→ Given problem:
Where a line in the listing contains the string "Extract", copy that line out.

→ Listing:
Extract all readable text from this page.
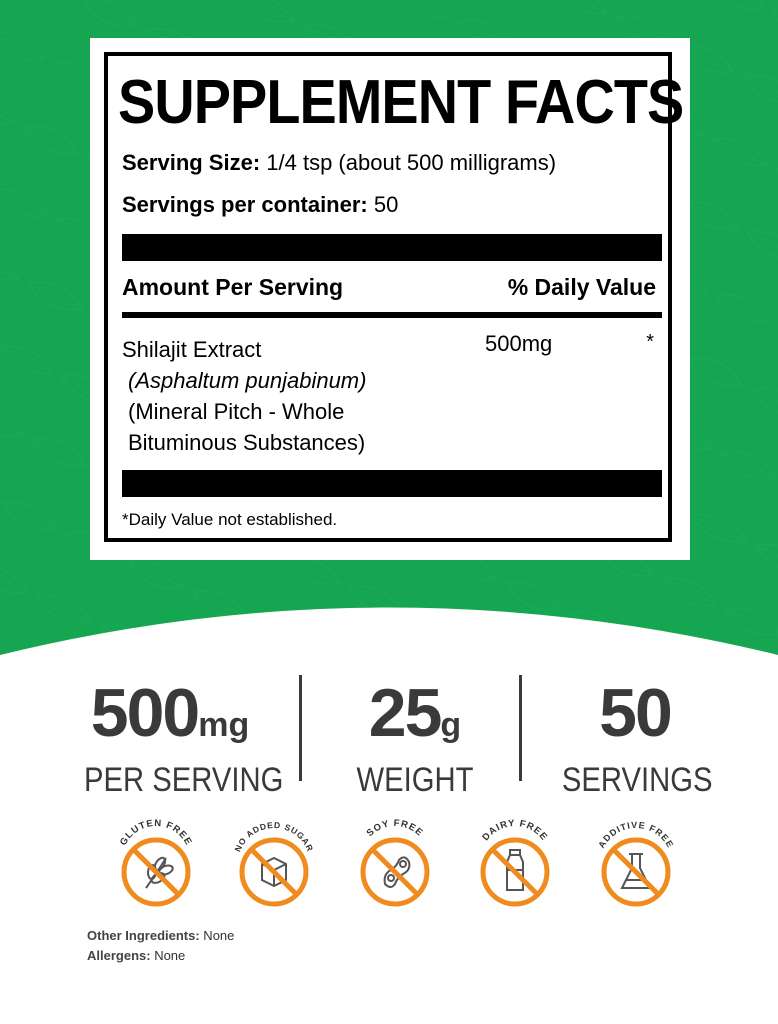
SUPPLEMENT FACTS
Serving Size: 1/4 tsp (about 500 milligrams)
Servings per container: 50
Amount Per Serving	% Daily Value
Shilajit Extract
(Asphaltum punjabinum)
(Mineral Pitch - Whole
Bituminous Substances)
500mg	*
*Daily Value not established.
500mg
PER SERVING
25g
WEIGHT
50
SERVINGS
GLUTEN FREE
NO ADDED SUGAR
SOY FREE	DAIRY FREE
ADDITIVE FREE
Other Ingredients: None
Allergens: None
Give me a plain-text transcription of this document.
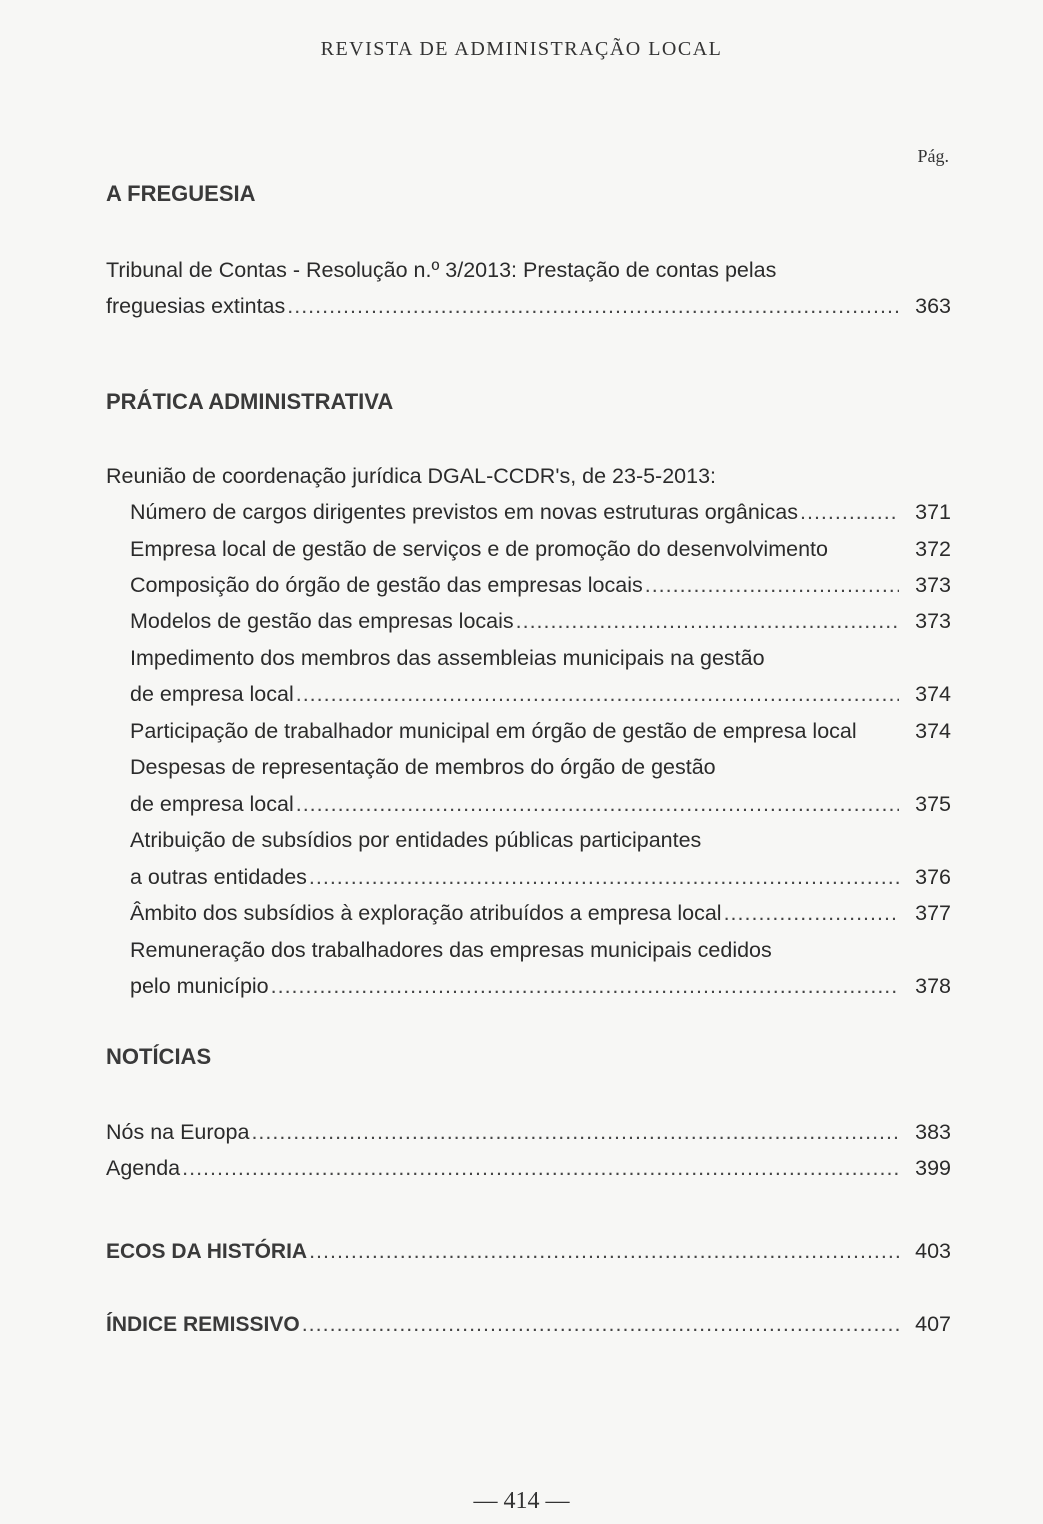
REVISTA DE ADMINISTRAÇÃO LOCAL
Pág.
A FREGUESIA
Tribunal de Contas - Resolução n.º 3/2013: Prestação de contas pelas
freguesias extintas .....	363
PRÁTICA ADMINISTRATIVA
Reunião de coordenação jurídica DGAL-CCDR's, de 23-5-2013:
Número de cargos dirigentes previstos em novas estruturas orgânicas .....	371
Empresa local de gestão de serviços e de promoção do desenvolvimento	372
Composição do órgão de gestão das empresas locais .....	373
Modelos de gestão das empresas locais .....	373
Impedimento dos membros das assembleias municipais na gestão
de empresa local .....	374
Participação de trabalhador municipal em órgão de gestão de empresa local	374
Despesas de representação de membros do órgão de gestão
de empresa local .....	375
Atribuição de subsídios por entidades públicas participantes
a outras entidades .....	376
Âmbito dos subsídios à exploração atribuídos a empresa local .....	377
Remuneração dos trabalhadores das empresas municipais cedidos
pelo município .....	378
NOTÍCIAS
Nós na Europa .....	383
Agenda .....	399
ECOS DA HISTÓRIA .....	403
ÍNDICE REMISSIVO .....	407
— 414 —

* * *

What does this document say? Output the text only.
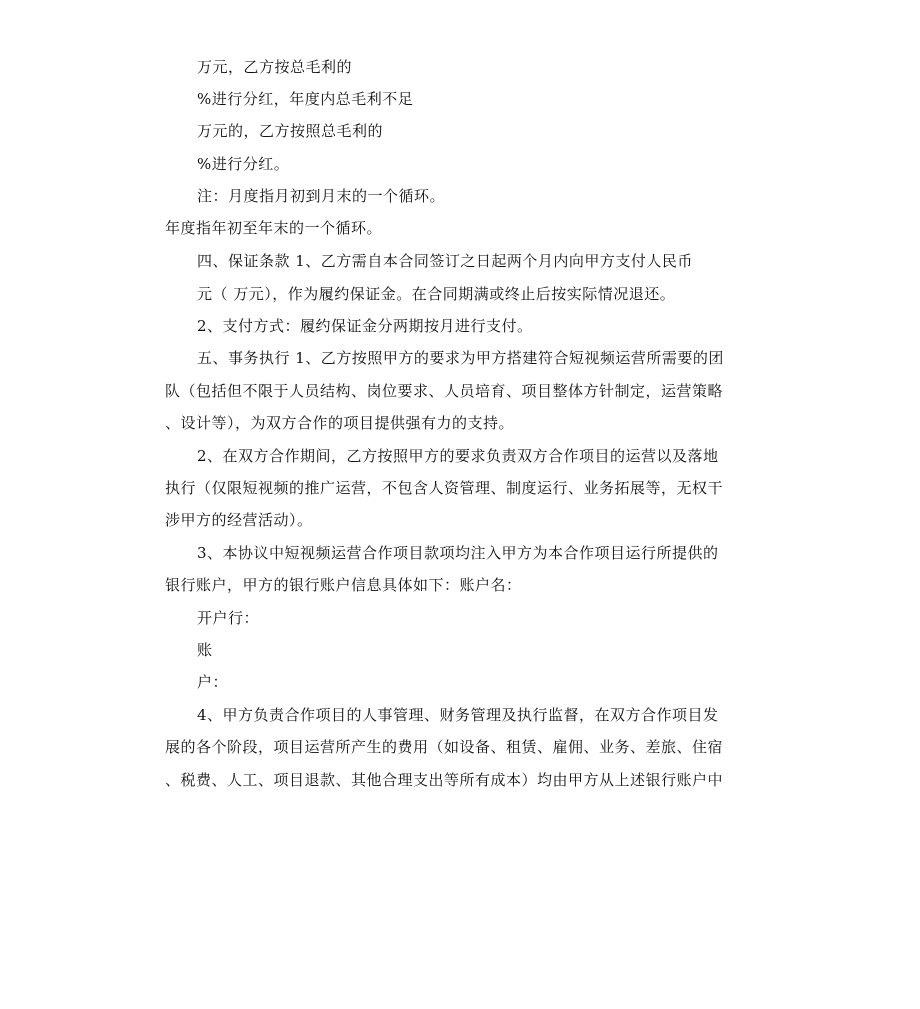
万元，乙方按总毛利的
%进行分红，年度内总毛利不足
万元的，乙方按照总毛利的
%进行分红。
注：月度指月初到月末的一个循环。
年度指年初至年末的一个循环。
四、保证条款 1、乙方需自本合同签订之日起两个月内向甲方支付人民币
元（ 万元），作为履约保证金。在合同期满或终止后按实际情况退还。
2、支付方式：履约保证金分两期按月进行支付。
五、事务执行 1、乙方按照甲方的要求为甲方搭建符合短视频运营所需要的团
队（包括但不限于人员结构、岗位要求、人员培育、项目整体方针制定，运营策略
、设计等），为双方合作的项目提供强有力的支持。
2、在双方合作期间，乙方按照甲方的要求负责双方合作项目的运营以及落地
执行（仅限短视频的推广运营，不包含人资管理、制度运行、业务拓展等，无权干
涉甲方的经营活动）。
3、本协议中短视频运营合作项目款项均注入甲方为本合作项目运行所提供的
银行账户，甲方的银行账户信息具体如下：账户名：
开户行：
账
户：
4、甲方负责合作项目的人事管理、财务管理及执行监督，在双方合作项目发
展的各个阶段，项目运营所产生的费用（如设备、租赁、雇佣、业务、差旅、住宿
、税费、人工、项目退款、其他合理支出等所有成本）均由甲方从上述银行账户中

→ Complete answer:
Extract all readable text from this page.
Shilajit Extract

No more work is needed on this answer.